EXCERPTED DATA:
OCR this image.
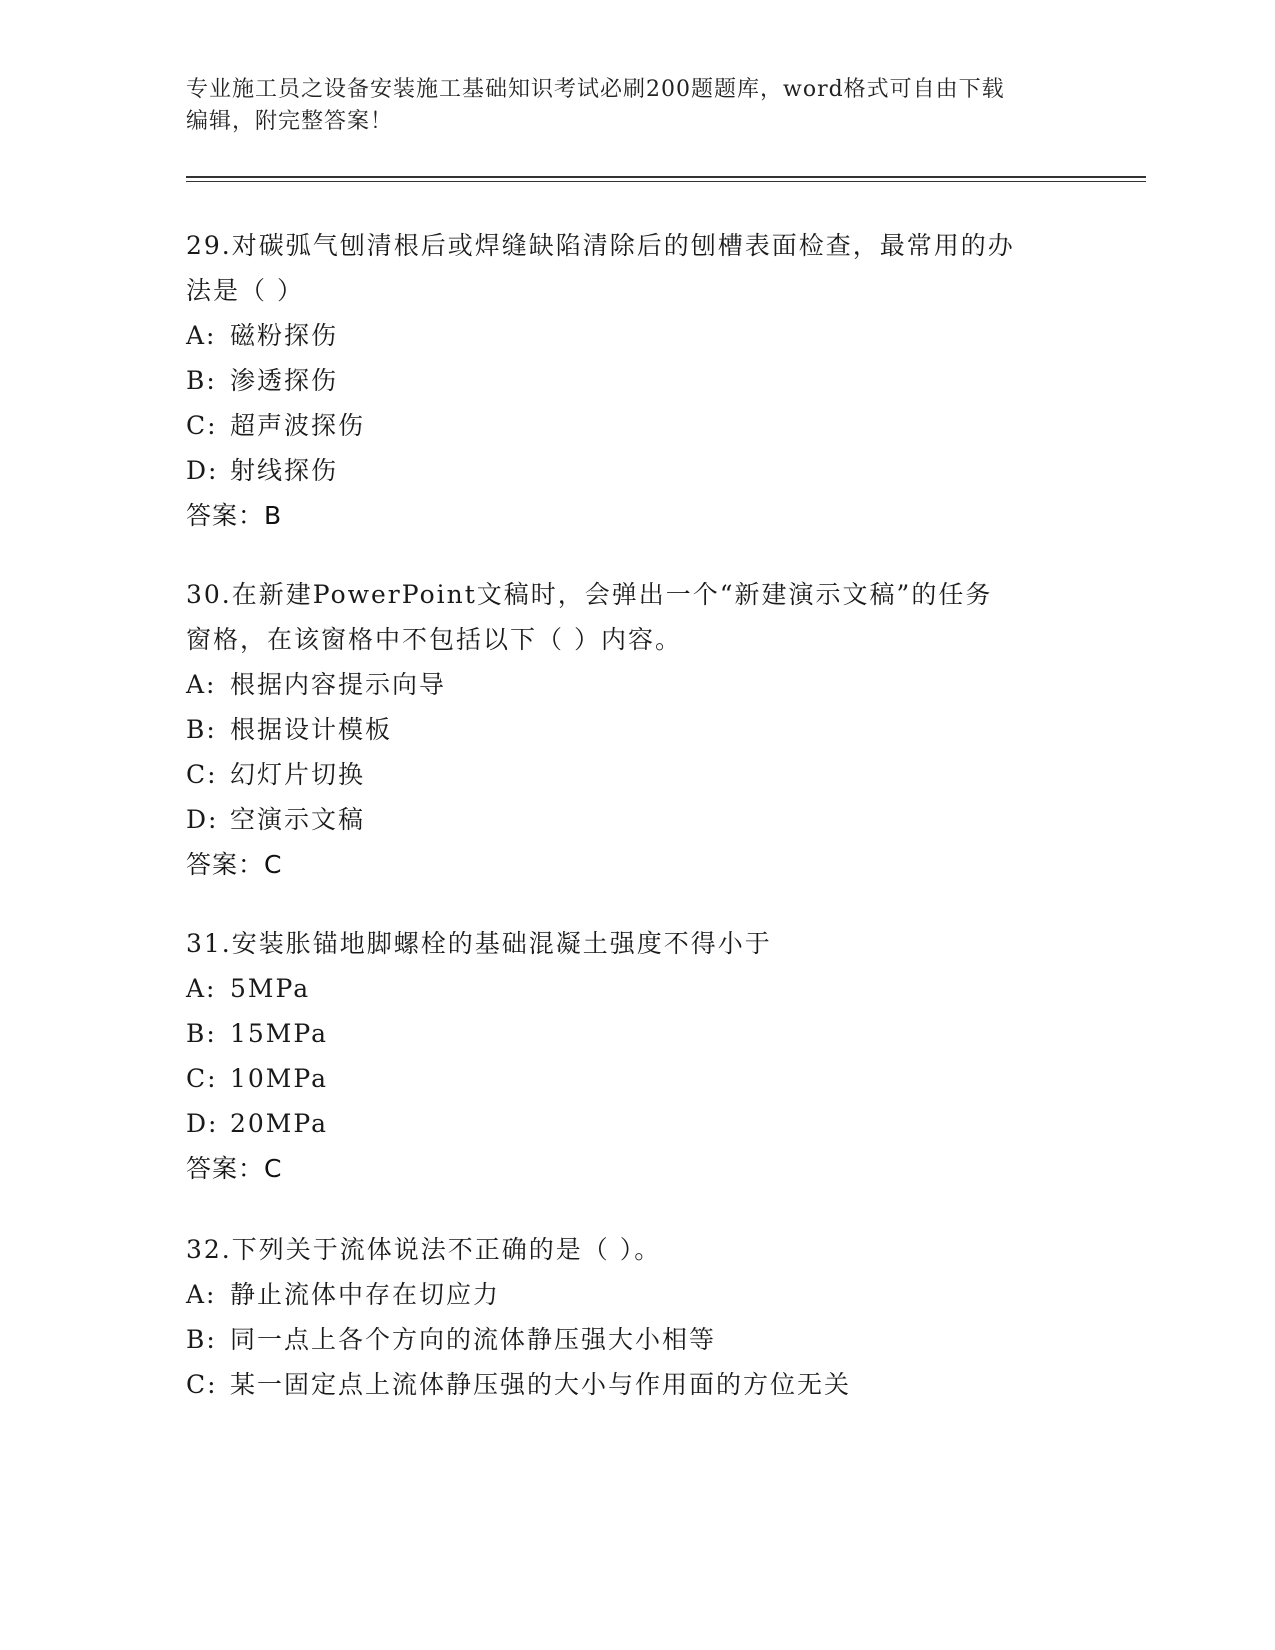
专业施工员之设备安装施工基础知识考试必刷200题题库，word格式可自由下载
编辑，附完整答案！
29.对碳弧气刨清根后或焊缝缺陷清除后的刨槽表面检查，最常用的办
法是（ ）
A: 磁粉探伤
B: 渗透探伤
C: 超声波探伤
D: 射线探伤
答案：B
30.在新建PowerPoint文稿时，会弹出一个“新建演示文稿”的任务
窗格，在该窗格中不包括以下（ ）内容。
A: 根据内容提示向导
B: 根据设计模板
C: 幻灯片切换
D: 空演示文稿
答案：C
31.安装胀锚地脚螺栓的基础混凝土强度不得小于
A: 5MPa
B: 15MPa
C: 10MPa
D: 20MPa
答案：C
32.下列关于流体说法不正确的是（ ）。
A: 静止流体中存在切应力
B: 同一点上各个方向的流体静压强大小相等
C: 某一固定点上流体静压强的大小与作用面的方位无关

INSTRUCTION: Output all of the records exactly as they appear above, but not the pictures.

RESULT FOR THIS EXERCISE:
OCR this image.
专业施工员之设备安装施工基础知识考试必刷200题题库，word格式可自由下载
编辑，附完整答案！
29.对碳弧气刨清根后或焊缝缺陷清除后的刨槽表面检查，最常用的办
法是（ ）
A: 磁粉探伤
B: 渗透探伤
C: 超声波探伤
D: 射线探伤
答案：B
30.在新建PowerPoint文稿时，会弹出一个“新建演示文稿”的任务
窗格，在该窗格中不包括以下（ ）内容。
A: 根据内容提示向导
B: 根据设计模板
C: 幻灯片切换
D: 空演示文稿
答案：C
31.安装胀锚地脚螺栓的基础混凝土强度不得小于
A: 5MPa
B: 15MPa
C: 10MPa
D: 20MPa
答案：C
32.下列关于流体说法不正确的是（ ）。
A: 静止流体中存在切应力
B: 同一点上各个方向的流体静压强大小相等
C: 某一固定点上流体静压强的大小与作用面的方位无关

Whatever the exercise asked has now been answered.